======== Data excerpts ========

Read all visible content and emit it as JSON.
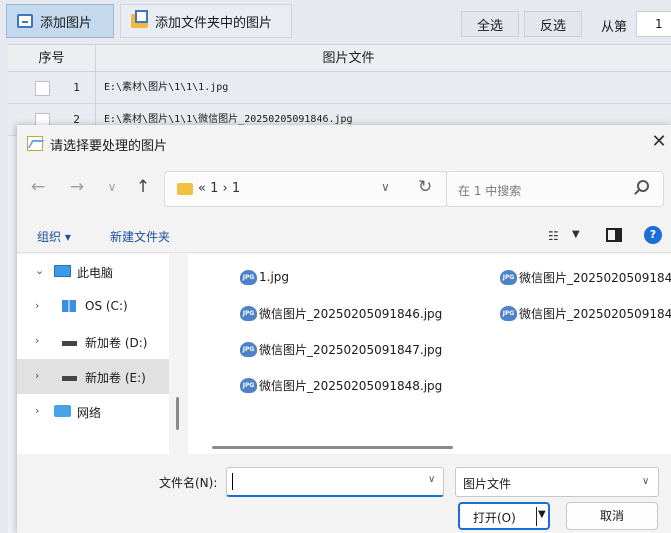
{
  "toolbar": {
    "add_images": "添加图片",
    "add_folder_images": "添加文件夹中的图片",
    "select_all": "全选",
    "invert_selection": "反选",
    "from_label": "从第",
    "from_value": "1"
  },
  "grid": {
    "col_no": "序号",
    "col_file": "图片文件",
    "rows": [
      {
        "no": "1",
        "path": "E:\\素材\\图片\\1\\1\\1.jpg"
      },
      {
        "no": "2",
        "path": "E:\\素材\\图片\\1\\1\\微信图片_20250205091846.jpg"
      }
    ]
  },
  "dialog": {
    "title": "请选择要处理的图片",
    "close": "✕",
    "breadcrumb": "« 1 › 1",
    "search_placeholder": "在 1 中搜索",
    "organize": "组织 ▾",
    "new_folder": "新建文件夹",
    "help": "?",
    "tree": [
      {
        "label": "此电脑",
        "arrow": "⌄",
        "icon": "computer-icon"
      },
      {
        "label": "OS (C:)",
        "arrow": "›",
        "icon": "windows-drive-icon"
      },
      {
        "label": "新加卷 (D:)",
        "arrow": "›",
        "icon": "drive-icon"
      },
      {
        "label": "新加卷 (E:)",
        "arrow": "›",
        "icon": "drive-icon",
        "selected": true
      },
      {
        "label": "网络",
        "arrow": "›",
        "icon": "network-icon"
      }
    ],
    "files": [
      "1.jpg",
      "微信图片_20250205091846.jpg",
      "微信图片_20250205091847.jpg",
      "微信图片_20250205091848.jpg",
      "微信图片_2025020509184",
      "微信图片_2025020509184"
    ],
    "jpg_icon_text": "JPG",
    "filename_label": "文件名(N):",
    "filename_value": "",
    "file_type": "图片文件",
    "open_button": "打开(O)",
    "cancel_button": "取消"
  }
}
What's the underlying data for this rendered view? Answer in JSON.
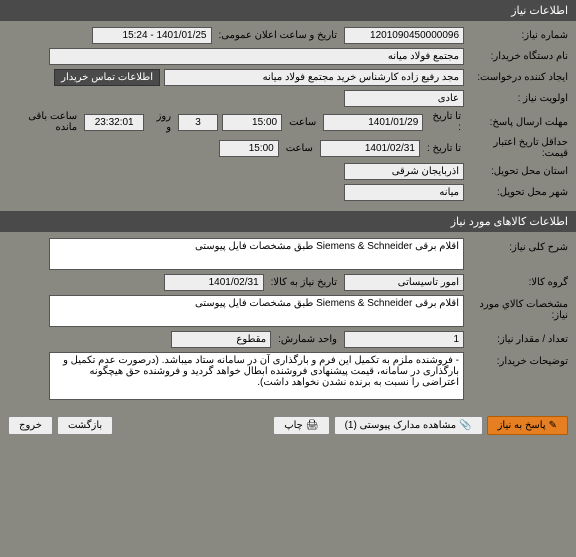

========

Objective: Repeat every record above exactly, but leave out any pictures.

Output of the exercise:
Read all visible content and emit it as JSON.
{
  "toolbar": {
    "add_images": "添加图片",
    "add_folder_images": "添加文件夹中的图片",
    "select_all": "全选",
    "invert_selection": "反选",
    "from_label": "从第",
    "from_value": "1"
  },
  "grid": {
    "col_no": "序号",
    "col_file": "图片文件",
    "rows": [
      {
        "no": "1",
        "path": "E:\\素材\\图片\\1\\1\\1.jpg"
      },
      {
        "no": "2",
        "path": "E:\\素材\\图片\\1\\1\\微信图片_20250205091846.jpg"
      }
    ]
  },
  "dialog": {
    "title": "请选择要处理的图片",
    "close": "✕",
    "breadcrumb": "« 1 › 1",
    "search_placeholder": "在 1 中搜索",
    "organize": "组织 ▾",
    "new_folder": "新建文件夹",
    "help": "?",
    "tree": [
      {
        "label": "此电脑",
        "arrow": "⌄",
        "icon": "computer-icon"
      },
      {
        "label": "OS (C:)",
        "arrow": "›",
        "icon": "windows-drive-icon"
      },
      {
        "label": "新加卷 (D:)",
        "arrow": "›",
        "icon": "drive-icon"
      },
      {
        "label": "新加卷 (E:)",
        "arrow": "›",
        "icon": "drive-icon",
        "selected": true
      },
      {
        "label": "网络",
        "arrow": "›",
        "icon": "network-icon"
      }
    ],
    "files": [
      "1.jpg",
      "微信图片_20250205091846.jpg",
      "微信图片_20250205091847.jpg",
      "微信图片_20250205091848.jpg",
      "微信图片_2025020509184",
      "微信图片_2025020509184"
    ],
    "jpg_icon_text": "JPG",
    "filename_label": "文件名(N):",
    "filename_value": "",
    "file_type": "图片文件",
    "open_button": "打开(O)",
    "cancel_button": "取消"
  }
}
What's the underlying data for this rendered view? Answer in JSON.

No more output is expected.